Which buffer does the abstract on membranoproliferative glomerulonephritis say was used to elute glomerular-bound IgG?

*** Excerpt to read Section Begins ***

MEMBRANOPROLIFERATIVE GLOMERULONEPHRITIS - LOCALIZATION OF EARLY COMPONENTS OF COMPLEMENT IN GLOMERULAR DEPOSITS

Abstract

In membranoproliferative glomerulonephritis (MPGN), complement [C] probably is activated by the alternate pathway. Thus, deposition of early components of C should not be expected in glomeruli. The renal tissues of 16 patients, 13 with classic MPGN and 3 with dense deposit disease (a variant of MPGN), were studied by light and electron microscopy and by means of elution and immunofluorescence for the localization of C (Clq [q fragment of the 1st C component], C4, and C3), immunoglobulin G (IgG), IgM, and IgA and other serum proteins. Variable amounts of C3, C4 and/or Clq, and IgM were detected in the glomeruli of all patients, whereas IgG and IgA were present, respectively, in 15 of 16 and 6 of 16 patients. Deposits were localized in mesangium and in peripheral capillary loops in a typical lobular distribution. The specificity of each antiserum was verified by immunodiffusion, immunoelectrophoresis and blocking experiments utilizing unlabeled antibody. Glomerular-bound IgG was eluted with acid citrate buffer, suggesting that IgG might be complexed with antigen(s) in glomerular deposits. By light microscopy, lesions ranged from focal proliferation and lobulation to more severe involvement with typical splitting of glomerular basement membranes, sclerosis and less frequently, crescent formation. Ultrastructurally, all patients with classic MPGN exhibited mesangial and subendothelial deposits, and in 5 of these patients, subepithelial deposits were demonstrated. With the exception of ultrastructural lesions, patients with the dense deposit variant lacked distinguishable features when compared with those with classic MPGN. The significance of these findings is discussed in relation to activation of C and the possible role of an immune complex mechanism and the variability of the morphologic expression.

*** Excerpt to read Section Ends ***
*** Information given Section Begins ***

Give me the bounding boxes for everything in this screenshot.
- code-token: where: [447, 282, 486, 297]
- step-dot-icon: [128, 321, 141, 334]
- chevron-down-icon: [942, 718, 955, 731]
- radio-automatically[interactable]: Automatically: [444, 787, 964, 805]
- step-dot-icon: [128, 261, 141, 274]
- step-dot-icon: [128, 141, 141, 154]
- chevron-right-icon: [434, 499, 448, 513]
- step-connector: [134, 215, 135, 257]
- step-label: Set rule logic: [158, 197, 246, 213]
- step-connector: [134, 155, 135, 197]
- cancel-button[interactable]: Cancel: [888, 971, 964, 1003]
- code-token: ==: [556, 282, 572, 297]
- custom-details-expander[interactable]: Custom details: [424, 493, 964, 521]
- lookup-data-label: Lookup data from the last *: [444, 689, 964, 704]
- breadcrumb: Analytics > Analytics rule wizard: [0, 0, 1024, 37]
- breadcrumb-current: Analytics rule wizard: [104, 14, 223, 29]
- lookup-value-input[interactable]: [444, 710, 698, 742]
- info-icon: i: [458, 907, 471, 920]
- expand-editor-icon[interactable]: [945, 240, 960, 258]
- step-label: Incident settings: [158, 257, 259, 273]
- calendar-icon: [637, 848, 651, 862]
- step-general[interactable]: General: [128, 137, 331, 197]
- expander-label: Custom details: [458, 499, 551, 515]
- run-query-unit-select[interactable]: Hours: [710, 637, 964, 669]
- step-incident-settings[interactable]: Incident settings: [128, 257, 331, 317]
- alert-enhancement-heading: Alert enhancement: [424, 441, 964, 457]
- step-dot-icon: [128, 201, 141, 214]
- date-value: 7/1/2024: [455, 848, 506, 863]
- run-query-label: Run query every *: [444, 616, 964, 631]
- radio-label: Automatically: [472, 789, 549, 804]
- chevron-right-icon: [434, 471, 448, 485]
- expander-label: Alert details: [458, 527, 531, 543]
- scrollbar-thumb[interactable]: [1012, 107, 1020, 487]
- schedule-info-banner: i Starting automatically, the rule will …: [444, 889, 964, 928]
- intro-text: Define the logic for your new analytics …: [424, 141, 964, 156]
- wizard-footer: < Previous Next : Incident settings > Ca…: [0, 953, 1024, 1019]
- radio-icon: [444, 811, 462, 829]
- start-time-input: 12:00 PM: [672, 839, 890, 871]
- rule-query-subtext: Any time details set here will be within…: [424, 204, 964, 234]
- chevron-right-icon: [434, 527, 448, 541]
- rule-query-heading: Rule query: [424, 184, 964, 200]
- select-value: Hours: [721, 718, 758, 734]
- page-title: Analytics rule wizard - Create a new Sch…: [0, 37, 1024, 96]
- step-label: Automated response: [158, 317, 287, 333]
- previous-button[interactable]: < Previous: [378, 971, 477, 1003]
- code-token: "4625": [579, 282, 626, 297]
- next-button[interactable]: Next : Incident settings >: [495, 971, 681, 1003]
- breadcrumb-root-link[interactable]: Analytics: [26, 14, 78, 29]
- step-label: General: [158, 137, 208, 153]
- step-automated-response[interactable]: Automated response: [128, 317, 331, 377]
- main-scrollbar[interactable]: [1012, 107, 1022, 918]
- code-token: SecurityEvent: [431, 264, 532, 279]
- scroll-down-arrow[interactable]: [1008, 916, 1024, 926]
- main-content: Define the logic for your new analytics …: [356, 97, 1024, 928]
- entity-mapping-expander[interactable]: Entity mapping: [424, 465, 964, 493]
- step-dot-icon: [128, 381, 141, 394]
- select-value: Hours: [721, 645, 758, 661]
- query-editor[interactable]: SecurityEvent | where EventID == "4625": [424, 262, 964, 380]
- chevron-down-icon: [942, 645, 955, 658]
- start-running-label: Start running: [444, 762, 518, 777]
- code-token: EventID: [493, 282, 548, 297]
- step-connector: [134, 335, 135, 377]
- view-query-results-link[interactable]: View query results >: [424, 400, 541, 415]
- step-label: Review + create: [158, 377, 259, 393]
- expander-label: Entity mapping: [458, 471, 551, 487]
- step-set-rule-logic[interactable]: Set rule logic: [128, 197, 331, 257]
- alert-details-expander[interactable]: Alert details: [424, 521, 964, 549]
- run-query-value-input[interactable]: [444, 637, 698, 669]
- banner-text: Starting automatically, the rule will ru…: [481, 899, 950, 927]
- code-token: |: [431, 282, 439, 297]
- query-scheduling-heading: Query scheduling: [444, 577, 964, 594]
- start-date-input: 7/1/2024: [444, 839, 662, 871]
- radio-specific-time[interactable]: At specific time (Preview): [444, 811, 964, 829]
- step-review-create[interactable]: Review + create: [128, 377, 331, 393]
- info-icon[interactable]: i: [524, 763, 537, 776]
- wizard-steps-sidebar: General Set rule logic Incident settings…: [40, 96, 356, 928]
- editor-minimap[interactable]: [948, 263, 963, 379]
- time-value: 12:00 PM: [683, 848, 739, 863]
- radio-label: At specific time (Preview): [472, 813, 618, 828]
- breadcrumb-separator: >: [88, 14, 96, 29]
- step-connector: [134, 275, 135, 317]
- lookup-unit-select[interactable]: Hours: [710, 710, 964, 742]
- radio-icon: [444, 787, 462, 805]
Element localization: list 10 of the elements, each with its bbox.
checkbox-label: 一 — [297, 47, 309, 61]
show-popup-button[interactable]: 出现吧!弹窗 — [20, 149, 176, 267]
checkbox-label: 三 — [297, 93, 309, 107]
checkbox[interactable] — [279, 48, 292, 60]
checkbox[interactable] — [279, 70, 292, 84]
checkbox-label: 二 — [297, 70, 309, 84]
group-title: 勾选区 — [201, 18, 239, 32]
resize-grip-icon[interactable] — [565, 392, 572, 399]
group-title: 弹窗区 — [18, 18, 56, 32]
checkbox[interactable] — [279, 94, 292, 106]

*** Information given Section Ends ***

» Exercise output: Acid citrate buffer.